JOB:
Could you render the lines from the very first one through the line containing "wire: C2 to R7 (353, 296, 478, 298)", that line included, as a numbered list with any blank lines left out?

RECORDS SUPPLIED:

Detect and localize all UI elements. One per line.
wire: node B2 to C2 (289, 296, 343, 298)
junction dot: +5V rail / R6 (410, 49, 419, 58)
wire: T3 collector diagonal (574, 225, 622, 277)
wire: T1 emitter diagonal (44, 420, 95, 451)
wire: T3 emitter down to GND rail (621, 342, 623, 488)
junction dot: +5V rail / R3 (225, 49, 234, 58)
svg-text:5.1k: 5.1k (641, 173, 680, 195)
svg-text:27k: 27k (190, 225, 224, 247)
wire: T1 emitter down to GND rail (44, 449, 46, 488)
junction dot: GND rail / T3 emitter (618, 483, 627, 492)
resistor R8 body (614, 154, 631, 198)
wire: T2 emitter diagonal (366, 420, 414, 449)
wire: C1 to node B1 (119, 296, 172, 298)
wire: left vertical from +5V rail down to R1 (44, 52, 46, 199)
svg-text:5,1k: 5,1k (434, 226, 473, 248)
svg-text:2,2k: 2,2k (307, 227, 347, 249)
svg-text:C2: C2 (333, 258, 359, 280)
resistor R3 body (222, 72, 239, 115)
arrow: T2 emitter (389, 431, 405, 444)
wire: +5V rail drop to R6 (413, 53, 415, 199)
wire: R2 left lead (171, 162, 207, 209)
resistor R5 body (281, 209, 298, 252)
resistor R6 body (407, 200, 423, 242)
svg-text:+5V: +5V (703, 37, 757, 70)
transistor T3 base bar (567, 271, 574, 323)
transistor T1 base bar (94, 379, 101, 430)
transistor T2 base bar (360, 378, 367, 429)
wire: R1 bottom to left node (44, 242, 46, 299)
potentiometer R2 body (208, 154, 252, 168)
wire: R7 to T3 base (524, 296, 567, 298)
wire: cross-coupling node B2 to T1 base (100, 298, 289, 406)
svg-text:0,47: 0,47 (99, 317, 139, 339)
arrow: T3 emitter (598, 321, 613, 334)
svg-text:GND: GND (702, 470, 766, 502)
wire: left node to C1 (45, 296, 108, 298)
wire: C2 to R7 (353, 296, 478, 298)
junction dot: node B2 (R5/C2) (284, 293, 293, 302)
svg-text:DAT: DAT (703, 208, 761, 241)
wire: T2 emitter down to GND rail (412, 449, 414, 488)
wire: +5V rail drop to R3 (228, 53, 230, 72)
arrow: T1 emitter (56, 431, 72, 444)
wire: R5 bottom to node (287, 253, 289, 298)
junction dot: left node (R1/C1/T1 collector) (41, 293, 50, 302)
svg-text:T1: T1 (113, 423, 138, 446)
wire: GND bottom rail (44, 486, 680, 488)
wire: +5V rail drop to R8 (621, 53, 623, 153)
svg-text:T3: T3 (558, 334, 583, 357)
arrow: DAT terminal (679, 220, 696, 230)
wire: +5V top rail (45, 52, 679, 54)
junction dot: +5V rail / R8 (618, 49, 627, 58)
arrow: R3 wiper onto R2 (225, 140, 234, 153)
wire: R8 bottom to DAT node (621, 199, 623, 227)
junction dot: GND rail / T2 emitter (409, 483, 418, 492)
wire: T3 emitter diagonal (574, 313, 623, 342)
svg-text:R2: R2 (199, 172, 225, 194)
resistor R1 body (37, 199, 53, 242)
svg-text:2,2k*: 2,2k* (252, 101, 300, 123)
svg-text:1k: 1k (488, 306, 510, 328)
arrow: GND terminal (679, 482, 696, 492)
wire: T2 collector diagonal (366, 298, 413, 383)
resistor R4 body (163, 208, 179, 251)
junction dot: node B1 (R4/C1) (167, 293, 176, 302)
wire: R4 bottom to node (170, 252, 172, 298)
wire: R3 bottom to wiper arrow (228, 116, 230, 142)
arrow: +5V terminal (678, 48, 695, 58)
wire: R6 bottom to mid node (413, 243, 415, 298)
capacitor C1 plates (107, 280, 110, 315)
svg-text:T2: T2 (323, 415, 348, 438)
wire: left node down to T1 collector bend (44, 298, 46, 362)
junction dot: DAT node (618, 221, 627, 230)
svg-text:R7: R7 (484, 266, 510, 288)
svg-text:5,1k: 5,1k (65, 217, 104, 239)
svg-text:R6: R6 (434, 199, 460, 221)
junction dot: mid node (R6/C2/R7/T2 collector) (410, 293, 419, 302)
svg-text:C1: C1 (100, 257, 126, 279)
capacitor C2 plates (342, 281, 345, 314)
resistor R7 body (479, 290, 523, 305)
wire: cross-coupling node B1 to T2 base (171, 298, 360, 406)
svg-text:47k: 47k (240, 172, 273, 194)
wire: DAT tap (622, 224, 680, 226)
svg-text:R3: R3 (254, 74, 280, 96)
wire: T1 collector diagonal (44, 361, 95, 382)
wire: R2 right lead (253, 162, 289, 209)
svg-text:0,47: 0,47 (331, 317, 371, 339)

EXERCISE RESPONSE:
1. Detect and localize all UI elements. One per line.
2. wire: node B2 to C2 (289, 296, 343, 298)
3. junction dot: +5V rail / R6 (410, 49, 419, 58)
4. wire: T3 collector diagonal (574, 225, 622, 277)
5. wire: T1 emitter diagonal (44, 420, 95, 451)
6. wire: T3 emitter down to GND rail (621, 342, 623, 488)
7. junction dot: +5V rail / R3 (225, 49, 234, 58)
8. svg-text:5.1k: 5.1k (641, 173, 680, 195)
9. svg-text:27k: 27k (190, 225, 224, 247)
10. wire: T1 emitter down to GND rail (44, 449, 46, 488)
11. junction dot: GND rail / T3 emitter (618, 483, 627, 492)
12. resistor R8 body (614, 154, 631, 198)
13. wire: T2 emitter diagonal (366, 420, 414, 449)
14. wire: C1 to node B1 (119, 296, 172, 298)
15. wire: left vertical from +5V rail down to R1 (44, 52, 46, 199)
16. svg-text:5,1k: 5,1k (434, 226, 473, 248)
17. svg-text:2,2k: 2,2k (307, 227, 347, 249)
18. svg-text:C2: C2 (333, 258, 359, 280)
19. resistor R3 body (222, 72, 239, 115)
20. arrow: T2 emitter (389, 431, 405, 444)
21. wire: +5V rail drop to R6 (413, 53, 415, 199)
22. wire: R2 left lead (171, 162, 207, 209)
23. resistor R5 body (281, 209, 298, 252)
24. resistor R6 body (407, 200, 423, 242)
25. svg-text:+5V: +5V (703, 37, 757, 70)
26. transistor T3 base bar (567, 271, 574, 323)
27. transistor T1 base bar (94, 379, 101, 430)
28. transistor T2 base bar (360, 378, 367, 429)
29. wire: R1 bottom to left node (44, 242, 46, 299)
30. potentiometer R2 body (208, 154, 252, 168)
31. wire: R7 to T3 base (524, 296, 567, 298)
32. wire: cross-coupling node B2 to T1 base (100, 298, 289, 406)
33. svg-text:0,47: 0,47 (99, 317, 139, 339)
34. arrow: T3 emitter (598, 321, 613, 334)
35. svg-text:GND: GND (702, 470, 766, 502)
36. wire: left node to C1 (45, 296, 108, 298)
37. wire: C2 to R7 (353, 296, 478, 298)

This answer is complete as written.